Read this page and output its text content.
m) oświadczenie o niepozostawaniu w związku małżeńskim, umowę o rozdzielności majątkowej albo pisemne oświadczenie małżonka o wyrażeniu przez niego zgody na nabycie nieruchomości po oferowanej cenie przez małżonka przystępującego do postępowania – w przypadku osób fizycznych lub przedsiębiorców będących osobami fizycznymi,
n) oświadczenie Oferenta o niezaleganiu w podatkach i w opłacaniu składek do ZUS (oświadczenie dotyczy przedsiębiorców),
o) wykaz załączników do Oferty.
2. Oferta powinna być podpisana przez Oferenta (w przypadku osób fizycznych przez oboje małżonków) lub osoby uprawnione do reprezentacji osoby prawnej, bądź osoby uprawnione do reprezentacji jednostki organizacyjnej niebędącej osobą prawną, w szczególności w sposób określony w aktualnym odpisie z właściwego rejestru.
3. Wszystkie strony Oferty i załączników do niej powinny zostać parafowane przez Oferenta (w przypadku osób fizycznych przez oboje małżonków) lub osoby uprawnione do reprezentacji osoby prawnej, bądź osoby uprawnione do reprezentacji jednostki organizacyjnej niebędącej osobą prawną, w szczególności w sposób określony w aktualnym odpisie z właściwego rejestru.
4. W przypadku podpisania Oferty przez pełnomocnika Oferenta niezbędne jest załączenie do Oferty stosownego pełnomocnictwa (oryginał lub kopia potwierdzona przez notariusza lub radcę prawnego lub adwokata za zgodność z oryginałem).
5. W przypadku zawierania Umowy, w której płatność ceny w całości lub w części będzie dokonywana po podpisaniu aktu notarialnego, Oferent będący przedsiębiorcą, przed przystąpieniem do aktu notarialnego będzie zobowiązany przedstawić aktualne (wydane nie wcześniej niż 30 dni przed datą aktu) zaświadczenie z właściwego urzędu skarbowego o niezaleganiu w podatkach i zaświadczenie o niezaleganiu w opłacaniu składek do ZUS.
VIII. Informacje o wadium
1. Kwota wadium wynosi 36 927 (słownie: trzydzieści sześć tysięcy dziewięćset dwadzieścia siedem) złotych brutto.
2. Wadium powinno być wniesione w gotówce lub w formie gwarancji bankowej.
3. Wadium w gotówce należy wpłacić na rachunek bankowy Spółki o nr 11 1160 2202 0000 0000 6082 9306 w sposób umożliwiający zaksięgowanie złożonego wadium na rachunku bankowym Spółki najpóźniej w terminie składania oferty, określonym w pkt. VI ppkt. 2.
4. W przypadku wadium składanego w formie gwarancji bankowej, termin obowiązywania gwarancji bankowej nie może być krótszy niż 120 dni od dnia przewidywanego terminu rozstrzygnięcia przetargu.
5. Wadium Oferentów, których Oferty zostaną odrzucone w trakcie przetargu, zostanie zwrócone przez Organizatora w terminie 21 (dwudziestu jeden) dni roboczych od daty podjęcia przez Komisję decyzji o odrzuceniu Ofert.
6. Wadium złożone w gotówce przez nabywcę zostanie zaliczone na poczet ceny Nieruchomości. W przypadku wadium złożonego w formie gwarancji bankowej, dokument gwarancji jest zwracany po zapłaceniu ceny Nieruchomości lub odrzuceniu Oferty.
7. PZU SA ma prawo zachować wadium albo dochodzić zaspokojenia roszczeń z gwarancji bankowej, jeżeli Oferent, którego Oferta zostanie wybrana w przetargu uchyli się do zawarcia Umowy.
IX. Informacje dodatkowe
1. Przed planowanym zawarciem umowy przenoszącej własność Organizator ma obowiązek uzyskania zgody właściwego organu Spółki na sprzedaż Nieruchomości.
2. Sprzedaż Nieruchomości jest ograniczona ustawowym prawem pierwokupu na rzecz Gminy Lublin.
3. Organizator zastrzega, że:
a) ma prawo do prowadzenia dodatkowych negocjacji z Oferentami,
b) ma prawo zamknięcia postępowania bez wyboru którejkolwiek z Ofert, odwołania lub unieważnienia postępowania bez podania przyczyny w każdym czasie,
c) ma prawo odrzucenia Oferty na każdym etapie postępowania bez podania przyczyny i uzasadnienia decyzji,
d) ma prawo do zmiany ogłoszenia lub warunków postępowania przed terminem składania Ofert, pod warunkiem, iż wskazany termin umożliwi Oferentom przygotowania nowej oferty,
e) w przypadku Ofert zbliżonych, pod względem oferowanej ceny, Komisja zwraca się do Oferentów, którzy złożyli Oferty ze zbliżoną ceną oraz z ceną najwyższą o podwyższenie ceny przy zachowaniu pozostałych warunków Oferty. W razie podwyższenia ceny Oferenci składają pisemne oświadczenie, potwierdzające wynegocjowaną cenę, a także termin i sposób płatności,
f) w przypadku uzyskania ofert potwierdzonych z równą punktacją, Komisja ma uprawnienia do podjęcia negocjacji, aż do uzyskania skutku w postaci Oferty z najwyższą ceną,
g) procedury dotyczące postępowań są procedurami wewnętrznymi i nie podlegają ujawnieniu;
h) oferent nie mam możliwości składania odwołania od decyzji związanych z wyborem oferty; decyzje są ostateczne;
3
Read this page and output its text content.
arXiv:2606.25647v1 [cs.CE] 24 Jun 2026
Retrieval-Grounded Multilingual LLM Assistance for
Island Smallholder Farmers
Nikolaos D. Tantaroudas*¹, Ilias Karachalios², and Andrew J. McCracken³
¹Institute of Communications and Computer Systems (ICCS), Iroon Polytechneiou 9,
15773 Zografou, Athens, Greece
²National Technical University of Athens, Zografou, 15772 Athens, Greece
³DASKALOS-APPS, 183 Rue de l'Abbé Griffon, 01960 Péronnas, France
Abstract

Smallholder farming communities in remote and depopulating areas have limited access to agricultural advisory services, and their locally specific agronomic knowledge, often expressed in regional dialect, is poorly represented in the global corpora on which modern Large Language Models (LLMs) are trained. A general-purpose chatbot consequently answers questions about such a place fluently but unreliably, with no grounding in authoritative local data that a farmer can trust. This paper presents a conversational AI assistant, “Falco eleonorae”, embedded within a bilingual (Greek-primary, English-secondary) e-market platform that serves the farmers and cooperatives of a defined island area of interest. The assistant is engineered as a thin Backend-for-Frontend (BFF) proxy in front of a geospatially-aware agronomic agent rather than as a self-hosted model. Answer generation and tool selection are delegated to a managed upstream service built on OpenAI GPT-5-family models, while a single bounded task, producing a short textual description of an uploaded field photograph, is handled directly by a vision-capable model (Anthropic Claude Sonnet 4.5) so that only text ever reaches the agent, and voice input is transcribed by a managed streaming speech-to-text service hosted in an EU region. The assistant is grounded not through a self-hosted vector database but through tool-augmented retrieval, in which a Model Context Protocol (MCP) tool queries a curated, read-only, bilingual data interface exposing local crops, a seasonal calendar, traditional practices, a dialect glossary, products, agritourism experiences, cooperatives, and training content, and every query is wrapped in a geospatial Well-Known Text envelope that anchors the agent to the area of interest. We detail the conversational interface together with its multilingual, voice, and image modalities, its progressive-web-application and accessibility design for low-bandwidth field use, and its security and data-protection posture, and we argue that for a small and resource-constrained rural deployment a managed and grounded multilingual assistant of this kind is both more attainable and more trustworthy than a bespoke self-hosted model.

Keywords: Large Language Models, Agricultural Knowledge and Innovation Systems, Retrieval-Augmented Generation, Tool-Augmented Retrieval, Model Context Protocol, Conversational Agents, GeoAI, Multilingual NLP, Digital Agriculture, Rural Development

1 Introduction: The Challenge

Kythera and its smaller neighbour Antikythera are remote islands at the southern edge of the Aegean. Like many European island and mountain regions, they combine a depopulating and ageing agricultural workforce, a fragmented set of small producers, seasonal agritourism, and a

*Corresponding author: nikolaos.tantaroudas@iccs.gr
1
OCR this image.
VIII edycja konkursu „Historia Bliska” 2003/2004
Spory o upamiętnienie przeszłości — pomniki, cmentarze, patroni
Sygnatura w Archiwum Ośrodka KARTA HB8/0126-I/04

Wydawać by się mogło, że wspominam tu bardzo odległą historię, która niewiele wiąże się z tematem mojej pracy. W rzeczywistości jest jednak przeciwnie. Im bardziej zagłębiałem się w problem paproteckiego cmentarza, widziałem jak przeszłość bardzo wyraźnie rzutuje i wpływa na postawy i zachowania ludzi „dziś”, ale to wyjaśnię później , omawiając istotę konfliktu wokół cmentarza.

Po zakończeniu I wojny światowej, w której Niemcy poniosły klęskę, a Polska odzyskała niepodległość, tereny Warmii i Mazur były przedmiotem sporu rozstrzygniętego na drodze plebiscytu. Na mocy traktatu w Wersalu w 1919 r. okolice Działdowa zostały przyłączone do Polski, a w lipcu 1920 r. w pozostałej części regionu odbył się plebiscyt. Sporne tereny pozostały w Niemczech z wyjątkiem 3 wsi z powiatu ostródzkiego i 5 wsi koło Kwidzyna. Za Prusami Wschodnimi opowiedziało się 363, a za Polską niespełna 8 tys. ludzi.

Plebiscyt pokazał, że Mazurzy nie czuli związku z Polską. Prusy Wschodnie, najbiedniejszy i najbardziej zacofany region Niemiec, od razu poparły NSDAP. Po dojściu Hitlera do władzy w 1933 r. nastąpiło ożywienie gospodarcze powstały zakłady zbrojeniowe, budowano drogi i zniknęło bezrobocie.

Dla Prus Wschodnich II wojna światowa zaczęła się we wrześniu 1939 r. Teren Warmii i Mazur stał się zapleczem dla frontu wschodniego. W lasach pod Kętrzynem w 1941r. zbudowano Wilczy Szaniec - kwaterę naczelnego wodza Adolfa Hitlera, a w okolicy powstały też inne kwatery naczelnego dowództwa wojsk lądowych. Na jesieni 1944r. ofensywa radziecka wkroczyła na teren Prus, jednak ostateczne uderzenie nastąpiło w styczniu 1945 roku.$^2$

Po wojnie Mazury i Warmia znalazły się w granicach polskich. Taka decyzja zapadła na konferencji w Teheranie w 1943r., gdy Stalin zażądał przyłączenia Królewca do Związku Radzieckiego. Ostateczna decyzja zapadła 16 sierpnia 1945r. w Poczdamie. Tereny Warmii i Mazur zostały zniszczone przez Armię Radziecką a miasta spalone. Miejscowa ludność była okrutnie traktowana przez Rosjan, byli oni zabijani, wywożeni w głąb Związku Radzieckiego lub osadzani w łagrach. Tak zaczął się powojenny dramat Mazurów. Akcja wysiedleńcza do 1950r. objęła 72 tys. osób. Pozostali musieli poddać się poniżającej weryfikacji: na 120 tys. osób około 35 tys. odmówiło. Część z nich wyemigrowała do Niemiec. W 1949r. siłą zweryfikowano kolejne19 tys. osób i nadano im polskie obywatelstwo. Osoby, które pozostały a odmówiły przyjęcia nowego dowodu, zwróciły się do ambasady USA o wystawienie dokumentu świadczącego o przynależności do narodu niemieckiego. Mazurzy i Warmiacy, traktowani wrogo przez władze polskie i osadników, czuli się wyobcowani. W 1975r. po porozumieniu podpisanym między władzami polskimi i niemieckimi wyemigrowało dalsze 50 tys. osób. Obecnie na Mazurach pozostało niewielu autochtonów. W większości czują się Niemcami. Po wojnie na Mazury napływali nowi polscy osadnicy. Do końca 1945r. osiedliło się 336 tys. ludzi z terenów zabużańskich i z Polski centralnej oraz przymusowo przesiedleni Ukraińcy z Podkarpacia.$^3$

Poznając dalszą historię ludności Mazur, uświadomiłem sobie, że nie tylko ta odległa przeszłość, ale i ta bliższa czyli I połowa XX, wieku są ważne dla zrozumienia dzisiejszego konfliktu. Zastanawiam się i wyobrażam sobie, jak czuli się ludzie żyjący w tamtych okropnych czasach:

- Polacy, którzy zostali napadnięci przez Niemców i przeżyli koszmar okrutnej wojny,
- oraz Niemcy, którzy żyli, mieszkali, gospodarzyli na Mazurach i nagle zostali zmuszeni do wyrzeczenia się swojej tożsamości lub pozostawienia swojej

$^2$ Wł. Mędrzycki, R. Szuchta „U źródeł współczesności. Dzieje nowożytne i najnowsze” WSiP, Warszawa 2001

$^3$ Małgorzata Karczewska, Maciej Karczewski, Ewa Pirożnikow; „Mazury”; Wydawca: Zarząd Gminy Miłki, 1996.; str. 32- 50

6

☆ ☆ ☆ ☆

→ GOAL:
Copy out each line in the preceding records that contains "powstały".

→ REPLY:
Plebiscyt pokazał, że Mazurzy nie czuli związku z Polską. Prusy Wschodnie, najbiedniejszy i najbardziej zacofany region Niemiec, od razu poparły NSDAP. Po dojściu Hitlera do władzy w 1933 r. nastąpiło ożywienie gospodarcze powstały zakłady zbrojeniowe, budowano drogi i zniknęło bezrobocie.
Dla Prus Wschodnich II wojna światowa zaczęła się we wrześniu 1939 r. Teren Warmii i Mazur stał się zapleczem dla frontu wschodniego. W lasach pod Kętrzynem w 1941r. zbudowano Wilczy Szaniec - kwaterę naczelnego wodza Adolfa Hitlera, a w okolicy powstały też inne kwatery naczelnego dowództwa wojsk lądowych. Na jesieni 1944r. ofensywa radziecka wkroczyła na teren Prus, jednak ostateczne uderzenie nastąpiło w styczniu 1945 roku.$^2$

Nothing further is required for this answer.